-- START Given text --

Real Style: Do you think they’re trying to pin The Face against America’s Next Top Model?
Kelly Cutrone: Well, if they are, it’s a little late. America’s Next Top Model has been on for 10 years. I don’t really know what they’re doing. Nigel [Barker] is a good friend of mine. I wish them the best. Anyone who goes on TV and puts a show up, I hope it’s successful because it’s a lot of work and you take a lot of risk with your image when you put it out there. It’s a gladiator sport. Even though there’s similarity in format, I hope their show does well. I love Nigel, and there’s no animosity. There’s nobody on the Top Model set going, “Holy f*ck! What are we going to do? We have to out-do The Face!” We heard about it, and we wish them the best. I hope they’re successful.
Real Style: What’s going to happen on Cycle 20 of Top Model? There are going to be aspiring male models in the house with the girls!

-- END Given text --

Problem
Extend the interview about Top Model and The Face past its last line. The lines that follow are from a separate source.

-- START Stored records --

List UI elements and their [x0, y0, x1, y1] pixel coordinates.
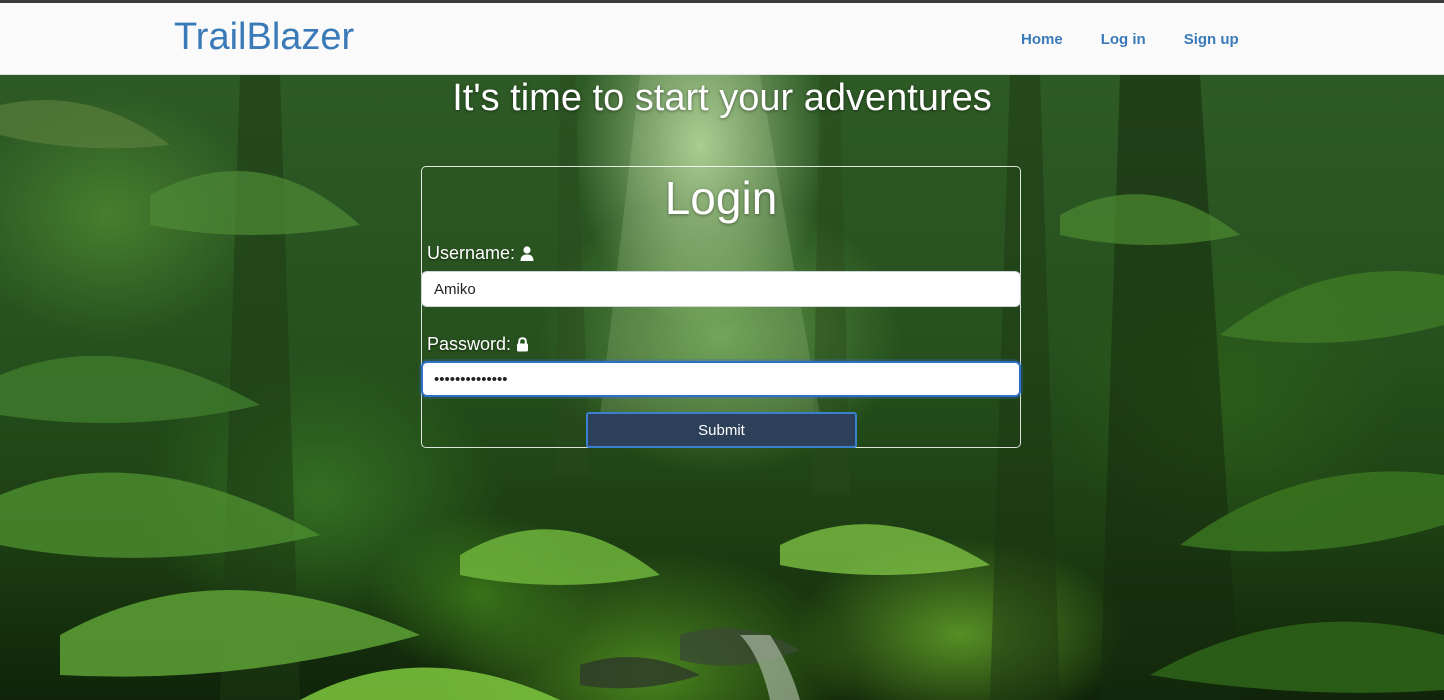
nav-link-home[interactable]: Home — [1021, 31, 1063, 49]
navbar: TrailBlazer Home Log in Sign up — [0, 3, 1444, 75]
username-label: Username: — [427, 242, 534, 264]
password-label-text: Password: — [427, 334, 512, 354]
password-input[interactable] — [421, 361, 1021, 397]
nav-link-login[interactable]: Log in — [1101, 31, 1146, 49]
user-icon — [520, 245, 534, 261]
username-label-text: Username: — [427, 243, 516, 263]
login-form: Login Username: Password: Submit — [421, 166, 1021, 448]
brand-logo-link[interactable]: TrailBlazer — [174, 15, 354, 59]
nav-link-signup[interactable]: Sign up — [1184, 31, 1239, 49]
nav-links: Home Log in Sign up — [1021, 31, 1277, 49]
login-title: Login — [664, 172, 778, 224]
hero-tagline: It's time to start your adventures — [452, 77, 992, 119]
submit-button[interactable]: Submit — [586, 412, 857, 448]
password-label: Password: — [427, 333, 529, 355]
username-input[interactable] — [421, 271, 1021, 307]
lock-icon — [516, 336, 529, 352]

-- END Stored records --

Task result
Kelly Cutrone: Well, I think there’s going to be a lot of problems in the house. It’s so horrible for us because, as judges, we don’t actually know what’s going on in the house. We don’t see any of that footage. We might hear from a crew person: “Oh, that one’s a party girl!” Like Simone from Cycle 18 of the British Invasion version, the fiercely real girl — she’d come out like Miss Babydoll in front of the judges panel like, “Hi, it’s so good to see y’all!” And then we see the footage when the show comes out — we don’t see it until you do — and she’s like, “Bring it, bitch!” I texted Tyra, “Holy f*ck, she’s a brawler.” And then Louise…
Real Style: Louise didn’t get along with you in particular.
Kelly Cutrone: She was just so dumb. The truth of the matter is that she had the IQ of a pea, and it shows. You’re on a competition, on a show, and Tyra Banks, one of the most successful business women in the world, says to you — and you come from a pub town three hours outside of London — and Tyra Banks says to you, “Girl, you like Miss Linda Evangelista.” And she goes [makes a gesture like she's biting her nails]. And I’m like, “That is rude for you to bite your finger nails at judging panel when Tyra’s telling you that you look like Linda Evangelista.” She runs off and cries and has a big drama because it’s all about her and physically threatens me, and then somehow I, on the internet, become the person who attacked her. That was hysterical.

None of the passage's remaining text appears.